*Exercise details*
Would you retype, word for word, the line with "Enumerate this screenshot's" and every line after it through the end of the records below?

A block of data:
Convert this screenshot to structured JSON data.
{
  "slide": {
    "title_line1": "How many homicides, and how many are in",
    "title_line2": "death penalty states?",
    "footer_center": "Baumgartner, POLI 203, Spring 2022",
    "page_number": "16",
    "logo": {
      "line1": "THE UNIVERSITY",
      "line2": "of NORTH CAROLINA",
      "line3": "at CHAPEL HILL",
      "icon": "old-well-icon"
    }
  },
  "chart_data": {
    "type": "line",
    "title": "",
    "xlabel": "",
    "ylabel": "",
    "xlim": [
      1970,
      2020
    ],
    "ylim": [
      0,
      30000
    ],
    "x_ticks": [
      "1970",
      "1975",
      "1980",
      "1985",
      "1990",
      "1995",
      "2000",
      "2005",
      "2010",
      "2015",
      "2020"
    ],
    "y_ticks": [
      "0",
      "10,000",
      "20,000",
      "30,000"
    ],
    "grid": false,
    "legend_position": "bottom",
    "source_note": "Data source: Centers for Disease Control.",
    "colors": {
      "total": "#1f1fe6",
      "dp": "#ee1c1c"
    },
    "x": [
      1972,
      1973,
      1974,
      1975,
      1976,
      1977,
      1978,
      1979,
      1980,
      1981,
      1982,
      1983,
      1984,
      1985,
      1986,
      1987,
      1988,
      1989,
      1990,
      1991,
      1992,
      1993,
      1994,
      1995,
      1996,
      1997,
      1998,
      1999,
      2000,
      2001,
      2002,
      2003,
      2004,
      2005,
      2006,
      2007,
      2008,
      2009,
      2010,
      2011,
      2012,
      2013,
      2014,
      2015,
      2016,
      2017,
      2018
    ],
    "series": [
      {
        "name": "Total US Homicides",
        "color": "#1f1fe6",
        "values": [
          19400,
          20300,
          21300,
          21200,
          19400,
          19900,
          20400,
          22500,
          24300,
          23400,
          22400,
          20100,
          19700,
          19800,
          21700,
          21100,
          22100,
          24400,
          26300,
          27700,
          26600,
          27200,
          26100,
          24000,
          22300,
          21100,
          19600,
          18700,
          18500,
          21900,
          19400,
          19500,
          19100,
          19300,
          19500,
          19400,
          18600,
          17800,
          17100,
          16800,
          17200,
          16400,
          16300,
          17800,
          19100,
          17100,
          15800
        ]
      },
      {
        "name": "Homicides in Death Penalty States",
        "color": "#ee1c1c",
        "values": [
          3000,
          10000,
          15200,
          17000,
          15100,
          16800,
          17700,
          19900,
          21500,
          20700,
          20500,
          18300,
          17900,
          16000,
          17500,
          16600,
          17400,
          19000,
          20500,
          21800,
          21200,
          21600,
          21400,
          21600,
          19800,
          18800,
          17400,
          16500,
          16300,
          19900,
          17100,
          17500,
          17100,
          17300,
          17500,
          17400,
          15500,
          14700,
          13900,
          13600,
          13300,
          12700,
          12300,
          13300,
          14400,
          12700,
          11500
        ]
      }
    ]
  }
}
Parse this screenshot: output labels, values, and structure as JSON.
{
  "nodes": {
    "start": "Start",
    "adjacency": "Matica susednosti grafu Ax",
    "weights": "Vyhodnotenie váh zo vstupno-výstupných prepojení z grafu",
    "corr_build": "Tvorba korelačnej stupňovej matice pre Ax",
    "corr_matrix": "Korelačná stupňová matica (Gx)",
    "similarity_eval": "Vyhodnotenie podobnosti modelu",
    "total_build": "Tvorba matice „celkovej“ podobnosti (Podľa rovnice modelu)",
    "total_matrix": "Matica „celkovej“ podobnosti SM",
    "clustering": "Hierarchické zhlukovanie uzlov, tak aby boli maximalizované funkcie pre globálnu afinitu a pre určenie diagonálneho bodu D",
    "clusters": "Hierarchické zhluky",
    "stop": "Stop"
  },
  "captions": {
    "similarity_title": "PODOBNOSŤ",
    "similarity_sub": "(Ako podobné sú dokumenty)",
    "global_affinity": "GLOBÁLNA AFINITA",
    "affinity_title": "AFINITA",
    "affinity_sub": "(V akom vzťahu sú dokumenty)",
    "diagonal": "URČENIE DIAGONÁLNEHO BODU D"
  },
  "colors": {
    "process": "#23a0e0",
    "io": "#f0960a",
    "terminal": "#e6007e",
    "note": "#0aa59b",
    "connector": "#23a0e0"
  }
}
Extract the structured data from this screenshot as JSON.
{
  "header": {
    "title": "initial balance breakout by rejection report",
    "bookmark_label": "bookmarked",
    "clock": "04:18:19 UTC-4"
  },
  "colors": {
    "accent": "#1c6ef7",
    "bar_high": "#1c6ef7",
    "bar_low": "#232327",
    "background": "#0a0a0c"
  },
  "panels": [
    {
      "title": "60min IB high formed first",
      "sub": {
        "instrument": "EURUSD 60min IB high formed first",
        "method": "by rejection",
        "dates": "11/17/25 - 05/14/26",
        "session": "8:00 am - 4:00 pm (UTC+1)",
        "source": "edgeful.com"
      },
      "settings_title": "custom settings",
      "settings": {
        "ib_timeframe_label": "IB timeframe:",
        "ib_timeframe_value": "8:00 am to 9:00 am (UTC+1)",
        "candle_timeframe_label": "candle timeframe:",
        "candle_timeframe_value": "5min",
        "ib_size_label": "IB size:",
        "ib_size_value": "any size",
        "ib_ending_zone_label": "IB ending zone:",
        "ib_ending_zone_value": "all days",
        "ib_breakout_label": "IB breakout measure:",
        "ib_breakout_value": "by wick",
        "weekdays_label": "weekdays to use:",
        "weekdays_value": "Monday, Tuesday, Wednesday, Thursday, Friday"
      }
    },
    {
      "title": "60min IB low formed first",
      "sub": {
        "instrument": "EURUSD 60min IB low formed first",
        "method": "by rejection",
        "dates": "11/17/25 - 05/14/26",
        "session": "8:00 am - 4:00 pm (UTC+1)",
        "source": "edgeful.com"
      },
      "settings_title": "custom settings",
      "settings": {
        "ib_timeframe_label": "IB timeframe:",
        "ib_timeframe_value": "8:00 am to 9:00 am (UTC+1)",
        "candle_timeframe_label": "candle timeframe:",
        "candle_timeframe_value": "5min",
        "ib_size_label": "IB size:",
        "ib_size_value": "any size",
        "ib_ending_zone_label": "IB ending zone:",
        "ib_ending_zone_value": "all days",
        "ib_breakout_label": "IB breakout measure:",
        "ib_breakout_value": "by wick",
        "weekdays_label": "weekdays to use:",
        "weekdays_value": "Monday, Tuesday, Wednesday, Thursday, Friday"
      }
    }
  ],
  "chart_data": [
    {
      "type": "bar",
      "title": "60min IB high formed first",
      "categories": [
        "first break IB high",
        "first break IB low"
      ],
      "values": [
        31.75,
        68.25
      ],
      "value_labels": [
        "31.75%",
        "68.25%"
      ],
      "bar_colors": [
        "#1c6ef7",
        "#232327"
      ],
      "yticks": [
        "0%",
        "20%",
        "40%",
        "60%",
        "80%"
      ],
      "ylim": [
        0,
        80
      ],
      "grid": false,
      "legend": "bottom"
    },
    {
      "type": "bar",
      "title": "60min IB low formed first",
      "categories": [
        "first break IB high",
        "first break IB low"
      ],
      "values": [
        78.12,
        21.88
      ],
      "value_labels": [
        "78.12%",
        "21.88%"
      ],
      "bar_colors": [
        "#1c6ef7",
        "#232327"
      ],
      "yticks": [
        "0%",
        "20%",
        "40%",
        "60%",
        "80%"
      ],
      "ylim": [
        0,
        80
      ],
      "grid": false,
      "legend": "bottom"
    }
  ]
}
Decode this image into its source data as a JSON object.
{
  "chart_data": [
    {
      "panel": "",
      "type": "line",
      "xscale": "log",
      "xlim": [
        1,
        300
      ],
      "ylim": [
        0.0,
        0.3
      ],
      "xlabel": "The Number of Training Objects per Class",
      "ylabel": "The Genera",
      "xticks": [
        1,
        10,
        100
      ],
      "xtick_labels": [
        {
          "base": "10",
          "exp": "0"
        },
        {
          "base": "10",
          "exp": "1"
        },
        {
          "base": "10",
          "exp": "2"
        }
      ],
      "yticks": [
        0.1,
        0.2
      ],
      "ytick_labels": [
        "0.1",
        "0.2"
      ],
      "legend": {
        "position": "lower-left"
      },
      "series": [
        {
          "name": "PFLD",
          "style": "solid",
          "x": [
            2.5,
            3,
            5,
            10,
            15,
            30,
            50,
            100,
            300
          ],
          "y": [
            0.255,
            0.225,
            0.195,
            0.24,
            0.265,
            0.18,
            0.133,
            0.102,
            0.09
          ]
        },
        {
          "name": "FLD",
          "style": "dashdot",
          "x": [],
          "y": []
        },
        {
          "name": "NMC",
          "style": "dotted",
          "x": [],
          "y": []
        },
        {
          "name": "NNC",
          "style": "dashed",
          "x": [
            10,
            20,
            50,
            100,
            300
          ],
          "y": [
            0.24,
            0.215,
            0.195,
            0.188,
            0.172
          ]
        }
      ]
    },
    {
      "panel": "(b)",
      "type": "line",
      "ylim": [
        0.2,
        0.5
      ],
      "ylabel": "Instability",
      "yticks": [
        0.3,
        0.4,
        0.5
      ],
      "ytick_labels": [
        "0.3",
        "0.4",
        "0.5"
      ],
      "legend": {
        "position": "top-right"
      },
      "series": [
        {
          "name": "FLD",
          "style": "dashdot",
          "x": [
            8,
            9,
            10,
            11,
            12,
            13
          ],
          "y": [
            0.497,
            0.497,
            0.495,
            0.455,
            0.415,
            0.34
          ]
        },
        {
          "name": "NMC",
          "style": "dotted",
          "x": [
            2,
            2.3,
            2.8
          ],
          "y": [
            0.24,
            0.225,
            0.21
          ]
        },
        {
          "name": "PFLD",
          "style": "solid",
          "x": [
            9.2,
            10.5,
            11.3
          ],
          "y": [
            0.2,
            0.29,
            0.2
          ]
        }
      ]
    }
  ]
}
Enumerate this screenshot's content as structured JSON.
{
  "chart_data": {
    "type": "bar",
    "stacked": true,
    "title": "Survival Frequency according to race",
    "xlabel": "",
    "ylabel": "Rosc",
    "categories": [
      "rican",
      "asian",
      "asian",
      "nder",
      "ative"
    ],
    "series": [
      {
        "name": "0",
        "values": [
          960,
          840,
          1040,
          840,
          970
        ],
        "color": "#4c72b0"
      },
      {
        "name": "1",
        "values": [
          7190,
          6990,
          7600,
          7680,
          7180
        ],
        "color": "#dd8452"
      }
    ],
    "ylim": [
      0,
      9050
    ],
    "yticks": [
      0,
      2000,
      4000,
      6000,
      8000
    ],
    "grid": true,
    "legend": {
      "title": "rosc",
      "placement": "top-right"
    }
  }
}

*Result of this exercise*
Enumerate this screenshot's content as structured JSON.
{
  "chart_data": {
    "type": "bar",
    "stacked": true,
    "title": "Survival Frequency according to race",
    "xlabel": "",
    "ylabel": "Rosc",
    "categories": [
      "rican",
      "asian",
      "asian",
      "nder",
      "ative"
    ],
    "series": [
      {
        "name": "0",
        "values": [
          960,
          840,
          1040,
          840,
          970
        ],
        "color": "#4c72b0"
      },
      {
        "name": "1",
        "values": [
          7190,
          6990,
          7600,
          7680,
          7180
        ],
        "color": "#dd8452"
      }
    ],
    "ylim": [
      0,
      9050
    ],
    "yticks": [
      0,
      2000,
      4000,
      6000,
      8000
    ],
    "grid": true,
    "legend": {
      "title": "rosc",
      "placement": "top-right"
    }
  }
}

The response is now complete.